» Written problem: Using the data below, gather each line that includes the word "бригадный".
────────────────────
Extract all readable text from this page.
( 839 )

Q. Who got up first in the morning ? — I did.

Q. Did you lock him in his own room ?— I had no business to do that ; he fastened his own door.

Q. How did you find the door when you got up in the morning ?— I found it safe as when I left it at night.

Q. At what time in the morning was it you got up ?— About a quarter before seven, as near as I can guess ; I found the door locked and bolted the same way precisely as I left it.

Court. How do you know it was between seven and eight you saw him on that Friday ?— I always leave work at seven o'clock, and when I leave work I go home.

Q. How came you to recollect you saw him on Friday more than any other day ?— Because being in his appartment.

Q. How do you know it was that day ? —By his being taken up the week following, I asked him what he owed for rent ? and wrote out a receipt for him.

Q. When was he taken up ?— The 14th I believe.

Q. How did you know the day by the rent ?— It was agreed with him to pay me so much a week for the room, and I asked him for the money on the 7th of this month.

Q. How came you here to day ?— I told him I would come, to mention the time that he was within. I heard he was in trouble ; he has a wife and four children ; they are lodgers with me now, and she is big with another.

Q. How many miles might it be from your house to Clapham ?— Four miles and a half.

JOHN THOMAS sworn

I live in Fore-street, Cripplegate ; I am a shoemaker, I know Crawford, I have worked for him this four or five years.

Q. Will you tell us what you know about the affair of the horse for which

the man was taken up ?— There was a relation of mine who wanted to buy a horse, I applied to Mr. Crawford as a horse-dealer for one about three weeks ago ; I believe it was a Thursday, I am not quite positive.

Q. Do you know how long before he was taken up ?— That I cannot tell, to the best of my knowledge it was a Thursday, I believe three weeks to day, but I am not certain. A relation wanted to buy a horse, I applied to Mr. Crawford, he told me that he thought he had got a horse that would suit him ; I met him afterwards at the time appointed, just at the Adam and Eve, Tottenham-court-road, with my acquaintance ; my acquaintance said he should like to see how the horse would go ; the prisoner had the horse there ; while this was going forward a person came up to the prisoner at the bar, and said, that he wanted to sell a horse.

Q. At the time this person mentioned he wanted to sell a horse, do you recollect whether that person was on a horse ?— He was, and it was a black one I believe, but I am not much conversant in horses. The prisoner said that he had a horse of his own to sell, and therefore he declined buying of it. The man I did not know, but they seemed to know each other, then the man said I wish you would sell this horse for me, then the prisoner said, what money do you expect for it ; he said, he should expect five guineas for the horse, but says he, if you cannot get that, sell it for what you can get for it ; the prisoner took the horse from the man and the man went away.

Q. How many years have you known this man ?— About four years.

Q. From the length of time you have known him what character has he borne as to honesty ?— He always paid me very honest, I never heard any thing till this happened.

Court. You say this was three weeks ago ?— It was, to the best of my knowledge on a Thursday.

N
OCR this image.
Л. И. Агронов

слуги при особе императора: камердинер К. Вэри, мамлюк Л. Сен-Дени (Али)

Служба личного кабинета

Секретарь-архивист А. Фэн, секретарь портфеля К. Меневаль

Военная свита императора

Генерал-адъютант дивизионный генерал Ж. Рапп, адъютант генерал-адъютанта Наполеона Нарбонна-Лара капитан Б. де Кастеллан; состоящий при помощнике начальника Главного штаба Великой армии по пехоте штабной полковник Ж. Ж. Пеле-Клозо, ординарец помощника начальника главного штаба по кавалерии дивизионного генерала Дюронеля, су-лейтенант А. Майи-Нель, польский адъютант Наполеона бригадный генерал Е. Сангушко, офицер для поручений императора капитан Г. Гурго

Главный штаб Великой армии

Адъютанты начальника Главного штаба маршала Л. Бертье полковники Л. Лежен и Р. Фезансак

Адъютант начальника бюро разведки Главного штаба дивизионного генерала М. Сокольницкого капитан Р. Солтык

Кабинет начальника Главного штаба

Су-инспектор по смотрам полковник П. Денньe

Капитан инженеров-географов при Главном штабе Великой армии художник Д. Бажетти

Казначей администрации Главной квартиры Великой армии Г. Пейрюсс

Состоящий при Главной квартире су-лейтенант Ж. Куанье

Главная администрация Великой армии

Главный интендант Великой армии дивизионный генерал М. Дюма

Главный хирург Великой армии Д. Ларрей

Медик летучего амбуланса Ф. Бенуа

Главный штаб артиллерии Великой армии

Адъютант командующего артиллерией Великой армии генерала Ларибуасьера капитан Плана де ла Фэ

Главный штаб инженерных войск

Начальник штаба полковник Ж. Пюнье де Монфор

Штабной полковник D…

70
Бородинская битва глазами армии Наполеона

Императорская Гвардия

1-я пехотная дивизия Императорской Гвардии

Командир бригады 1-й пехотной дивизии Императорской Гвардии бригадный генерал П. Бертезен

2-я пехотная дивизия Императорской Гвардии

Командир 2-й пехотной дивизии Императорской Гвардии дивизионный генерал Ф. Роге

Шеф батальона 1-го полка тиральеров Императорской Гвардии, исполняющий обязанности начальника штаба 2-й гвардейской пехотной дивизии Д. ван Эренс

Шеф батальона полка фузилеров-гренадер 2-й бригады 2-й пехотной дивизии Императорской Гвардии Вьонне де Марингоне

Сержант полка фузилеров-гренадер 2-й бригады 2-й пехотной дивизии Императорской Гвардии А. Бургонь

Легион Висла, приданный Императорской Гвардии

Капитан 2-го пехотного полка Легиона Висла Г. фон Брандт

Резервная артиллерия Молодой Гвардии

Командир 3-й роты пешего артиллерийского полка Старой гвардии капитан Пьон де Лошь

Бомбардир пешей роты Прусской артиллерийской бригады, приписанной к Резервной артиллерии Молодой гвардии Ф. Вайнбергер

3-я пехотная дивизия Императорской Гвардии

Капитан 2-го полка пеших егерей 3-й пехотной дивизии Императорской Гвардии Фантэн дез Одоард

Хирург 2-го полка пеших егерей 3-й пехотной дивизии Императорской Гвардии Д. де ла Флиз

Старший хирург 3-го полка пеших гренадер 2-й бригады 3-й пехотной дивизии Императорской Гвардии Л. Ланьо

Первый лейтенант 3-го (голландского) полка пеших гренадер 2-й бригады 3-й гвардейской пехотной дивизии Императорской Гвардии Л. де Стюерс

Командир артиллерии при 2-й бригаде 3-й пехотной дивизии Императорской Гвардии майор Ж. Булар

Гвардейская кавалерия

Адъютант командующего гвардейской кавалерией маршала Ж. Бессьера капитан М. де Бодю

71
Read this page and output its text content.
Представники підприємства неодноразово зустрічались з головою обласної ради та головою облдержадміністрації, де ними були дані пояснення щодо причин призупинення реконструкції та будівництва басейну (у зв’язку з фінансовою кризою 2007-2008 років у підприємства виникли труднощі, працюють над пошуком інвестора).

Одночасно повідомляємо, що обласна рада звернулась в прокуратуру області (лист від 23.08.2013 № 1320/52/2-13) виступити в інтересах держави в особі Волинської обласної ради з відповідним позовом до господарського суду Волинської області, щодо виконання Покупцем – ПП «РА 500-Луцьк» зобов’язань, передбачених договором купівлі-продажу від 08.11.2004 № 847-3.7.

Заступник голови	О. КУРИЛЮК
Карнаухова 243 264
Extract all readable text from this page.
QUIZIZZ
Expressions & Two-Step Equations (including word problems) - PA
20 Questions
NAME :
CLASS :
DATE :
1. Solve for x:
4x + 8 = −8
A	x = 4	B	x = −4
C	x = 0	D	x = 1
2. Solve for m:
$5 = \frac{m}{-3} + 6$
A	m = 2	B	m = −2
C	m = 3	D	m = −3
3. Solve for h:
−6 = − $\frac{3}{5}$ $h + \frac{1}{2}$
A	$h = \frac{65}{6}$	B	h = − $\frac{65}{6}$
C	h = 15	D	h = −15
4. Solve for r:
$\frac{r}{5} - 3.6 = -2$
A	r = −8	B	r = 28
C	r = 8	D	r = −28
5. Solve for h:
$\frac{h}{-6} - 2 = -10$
────────────────────
» Response to the task:
Генерал-адъютант дивизионный генерал Ж. Рапп, адъютант генерал-адъютанта Наполеона Нарбонна-Лара капитан Б. де Кастеллан; состоящий при помощнике начальника Главного штаба Великой армии по пехоте штабной полковник Ж. Ж. Пеле-Клозо, ординарец помощника начальника главного штаба по кавалерии дивизионного генерала Дюронеля, су-лейтенант А. Майи-Нель, польский адъютант Наполеона бригадный генерал Е. Сангушко, офицер для поручений императора капитан Г. Гурго
Командир бригады 1-й пехотной дивизии Императорской Гвардии бригадный генерал П. Бертезен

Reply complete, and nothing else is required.